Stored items
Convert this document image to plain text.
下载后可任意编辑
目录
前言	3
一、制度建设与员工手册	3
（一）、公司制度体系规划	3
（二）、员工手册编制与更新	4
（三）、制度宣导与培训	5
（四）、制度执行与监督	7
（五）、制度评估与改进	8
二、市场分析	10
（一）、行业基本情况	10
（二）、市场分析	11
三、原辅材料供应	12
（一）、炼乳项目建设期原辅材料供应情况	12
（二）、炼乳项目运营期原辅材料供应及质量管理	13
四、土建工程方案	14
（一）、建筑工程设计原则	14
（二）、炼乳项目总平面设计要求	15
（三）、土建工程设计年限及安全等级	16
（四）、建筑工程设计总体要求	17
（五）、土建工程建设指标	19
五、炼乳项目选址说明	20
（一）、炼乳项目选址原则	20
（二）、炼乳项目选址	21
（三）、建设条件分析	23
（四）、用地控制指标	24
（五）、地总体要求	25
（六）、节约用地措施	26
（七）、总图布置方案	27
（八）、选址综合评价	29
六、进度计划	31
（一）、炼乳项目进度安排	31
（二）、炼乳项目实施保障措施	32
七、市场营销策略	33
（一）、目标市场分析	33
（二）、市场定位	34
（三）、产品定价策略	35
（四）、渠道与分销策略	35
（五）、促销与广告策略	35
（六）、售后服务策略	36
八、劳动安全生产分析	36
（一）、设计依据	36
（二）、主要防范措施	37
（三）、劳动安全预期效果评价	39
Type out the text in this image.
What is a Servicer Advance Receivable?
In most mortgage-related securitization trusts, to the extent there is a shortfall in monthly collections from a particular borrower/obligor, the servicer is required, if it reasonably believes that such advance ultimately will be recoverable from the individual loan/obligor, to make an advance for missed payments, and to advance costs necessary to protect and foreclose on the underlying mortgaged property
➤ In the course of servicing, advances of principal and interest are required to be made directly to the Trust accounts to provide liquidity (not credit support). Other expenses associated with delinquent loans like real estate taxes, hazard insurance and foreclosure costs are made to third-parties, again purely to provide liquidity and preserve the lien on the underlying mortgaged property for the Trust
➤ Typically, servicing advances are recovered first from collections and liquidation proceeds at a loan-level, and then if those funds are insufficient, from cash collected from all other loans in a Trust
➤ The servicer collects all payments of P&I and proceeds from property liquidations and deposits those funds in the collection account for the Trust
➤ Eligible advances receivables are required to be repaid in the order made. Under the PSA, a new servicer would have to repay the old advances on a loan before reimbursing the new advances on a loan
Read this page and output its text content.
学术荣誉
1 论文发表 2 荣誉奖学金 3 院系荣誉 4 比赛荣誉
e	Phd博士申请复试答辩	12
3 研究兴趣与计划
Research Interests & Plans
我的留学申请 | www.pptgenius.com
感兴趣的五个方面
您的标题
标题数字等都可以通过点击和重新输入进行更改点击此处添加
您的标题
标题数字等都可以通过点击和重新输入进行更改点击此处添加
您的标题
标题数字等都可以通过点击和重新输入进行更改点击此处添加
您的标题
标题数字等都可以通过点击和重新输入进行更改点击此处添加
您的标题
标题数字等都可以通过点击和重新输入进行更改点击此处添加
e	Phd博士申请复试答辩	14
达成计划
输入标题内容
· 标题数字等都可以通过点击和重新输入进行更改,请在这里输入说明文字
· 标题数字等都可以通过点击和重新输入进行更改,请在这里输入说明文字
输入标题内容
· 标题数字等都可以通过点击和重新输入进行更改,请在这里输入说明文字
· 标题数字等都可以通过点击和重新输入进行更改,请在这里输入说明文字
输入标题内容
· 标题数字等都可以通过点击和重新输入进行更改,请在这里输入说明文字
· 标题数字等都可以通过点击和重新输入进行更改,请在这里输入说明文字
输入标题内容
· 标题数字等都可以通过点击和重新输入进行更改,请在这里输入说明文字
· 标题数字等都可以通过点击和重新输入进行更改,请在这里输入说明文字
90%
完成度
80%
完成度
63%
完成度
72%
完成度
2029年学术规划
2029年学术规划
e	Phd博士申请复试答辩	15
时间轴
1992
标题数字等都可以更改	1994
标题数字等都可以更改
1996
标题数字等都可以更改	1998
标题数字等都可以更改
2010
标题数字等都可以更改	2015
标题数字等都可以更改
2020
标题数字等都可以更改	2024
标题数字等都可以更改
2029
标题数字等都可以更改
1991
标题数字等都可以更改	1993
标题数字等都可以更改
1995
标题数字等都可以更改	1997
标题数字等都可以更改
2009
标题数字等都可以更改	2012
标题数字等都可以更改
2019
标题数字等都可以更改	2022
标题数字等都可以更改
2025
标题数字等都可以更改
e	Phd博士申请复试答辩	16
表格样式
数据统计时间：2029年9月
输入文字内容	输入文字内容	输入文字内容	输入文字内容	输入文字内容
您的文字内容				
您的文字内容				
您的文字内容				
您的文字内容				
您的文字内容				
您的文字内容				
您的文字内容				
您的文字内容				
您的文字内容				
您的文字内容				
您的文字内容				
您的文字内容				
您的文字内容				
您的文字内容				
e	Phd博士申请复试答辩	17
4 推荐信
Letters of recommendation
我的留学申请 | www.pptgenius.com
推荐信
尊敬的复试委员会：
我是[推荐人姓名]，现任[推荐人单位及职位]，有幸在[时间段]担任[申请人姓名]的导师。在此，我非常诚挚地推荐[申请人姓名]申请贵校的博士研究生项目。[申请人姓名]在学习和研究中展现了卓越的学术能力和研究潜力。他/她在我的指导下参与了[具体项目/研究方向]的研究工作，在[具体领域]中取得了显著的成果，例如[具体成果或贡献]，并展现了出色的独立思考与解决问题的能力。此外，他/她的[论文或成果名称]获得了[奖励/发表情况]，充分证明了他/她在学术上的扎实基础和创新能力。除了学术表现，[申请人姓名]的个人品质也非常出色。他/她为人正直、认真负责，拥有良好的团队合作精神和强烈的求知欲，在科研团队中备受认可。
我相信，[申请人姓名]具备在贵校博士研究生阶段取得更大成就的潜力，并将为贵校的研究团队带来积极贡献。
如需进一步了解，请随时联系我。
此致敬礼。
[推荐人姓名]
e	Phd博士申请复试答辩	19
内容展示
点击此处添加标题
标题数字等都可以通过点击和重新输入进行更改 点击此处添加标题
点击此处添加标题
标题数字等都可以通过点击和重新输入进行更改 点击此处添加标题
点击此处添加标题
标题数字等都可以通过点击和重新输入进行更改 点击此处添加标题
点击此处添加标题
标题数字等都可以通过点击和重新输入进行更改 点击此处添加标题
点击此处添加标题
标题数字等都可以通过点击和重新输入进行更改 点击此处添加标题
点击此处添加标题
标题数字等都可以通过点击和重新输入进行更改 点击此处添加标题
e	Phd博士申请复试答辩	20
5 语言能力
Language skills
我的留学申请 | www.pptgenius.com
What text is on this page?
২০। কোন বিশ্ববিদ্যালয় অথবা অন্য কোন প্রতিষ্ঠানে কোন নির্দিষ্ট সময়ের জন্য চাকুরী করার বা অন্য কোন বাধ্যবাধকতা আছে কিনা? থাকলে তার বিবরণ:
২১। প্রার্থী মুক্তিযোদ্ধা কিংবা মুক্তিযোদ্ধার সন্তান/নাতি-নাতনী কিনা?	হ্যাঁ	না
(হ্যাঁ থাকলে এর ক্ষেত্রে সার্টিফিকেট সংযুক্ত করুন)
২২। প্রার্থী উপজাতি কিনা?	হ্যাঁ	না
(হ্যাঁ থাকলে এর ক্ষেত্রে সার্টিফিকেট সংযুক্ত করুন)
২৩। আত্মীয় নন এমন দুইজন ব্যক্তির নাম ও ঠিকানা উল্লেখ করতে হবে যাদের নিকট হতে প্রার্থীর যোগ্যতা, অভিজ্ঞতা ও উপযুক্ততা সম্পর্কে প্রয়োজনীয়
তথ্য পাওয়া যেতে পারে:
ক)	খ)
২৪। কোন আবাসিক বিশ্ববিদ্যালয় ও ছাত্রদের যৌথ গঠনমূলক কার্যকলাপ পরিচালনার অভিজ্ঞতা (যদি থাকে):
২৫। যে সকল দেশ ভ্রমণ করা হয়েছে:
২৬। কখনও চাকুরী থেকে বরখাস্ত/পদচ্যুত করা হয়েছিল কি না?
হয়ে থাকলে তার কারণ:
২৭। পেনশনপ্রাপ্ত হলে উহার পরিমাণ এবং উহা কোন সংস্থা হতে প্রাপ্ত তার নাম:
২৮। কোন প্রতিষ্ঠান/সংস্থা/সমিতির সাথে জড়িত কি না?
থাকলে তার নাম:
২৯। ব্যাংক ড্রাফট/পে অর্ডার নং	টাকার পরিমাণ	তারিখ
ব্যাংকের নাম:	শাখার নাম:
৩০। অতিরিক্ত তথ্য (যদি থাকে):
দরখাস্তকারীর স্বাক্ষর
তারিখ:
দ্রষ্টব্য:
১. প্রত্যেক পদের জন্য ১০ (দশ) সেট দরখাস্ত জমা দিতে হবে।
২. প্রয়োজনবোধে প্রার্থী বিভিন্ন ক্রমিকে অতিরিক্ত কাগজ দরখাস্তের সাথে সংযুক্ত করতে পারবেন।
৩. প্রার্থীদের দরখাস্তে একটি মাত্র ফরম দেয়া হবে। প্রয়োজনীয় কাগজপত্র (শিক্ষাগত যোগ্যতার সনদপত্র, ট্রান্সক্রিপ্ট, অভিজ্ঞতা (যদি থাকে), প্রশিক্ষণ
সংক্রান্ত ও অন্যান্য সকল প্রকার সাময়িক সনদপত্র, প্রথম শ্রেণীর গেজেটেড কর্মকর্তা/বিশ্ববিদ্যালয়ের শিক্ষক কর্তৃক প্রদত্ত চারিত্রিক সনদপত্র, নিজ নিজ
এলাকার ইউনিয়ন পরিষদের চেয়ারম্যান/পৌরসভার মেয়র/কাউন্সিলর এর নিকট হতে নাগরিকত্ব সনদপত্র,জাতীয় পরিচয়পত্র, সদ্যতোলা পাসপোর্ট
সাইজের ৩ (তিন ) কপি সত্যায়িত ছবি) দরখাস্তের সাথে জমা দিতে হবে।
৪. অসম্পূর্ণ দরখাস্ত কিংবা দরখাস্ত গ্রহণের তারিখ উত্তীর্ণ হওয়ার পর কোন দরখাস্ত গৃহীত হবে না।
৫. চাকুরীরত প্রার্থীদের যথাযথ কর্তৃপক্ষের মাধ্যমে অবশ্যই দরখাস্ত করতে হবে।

JOB: Copy out every line from the data above that has "this" in it.

RESULT:
Convert this document image to plain text.
Type out the text in this image.
Read this page and output its text content.
What text is on this page?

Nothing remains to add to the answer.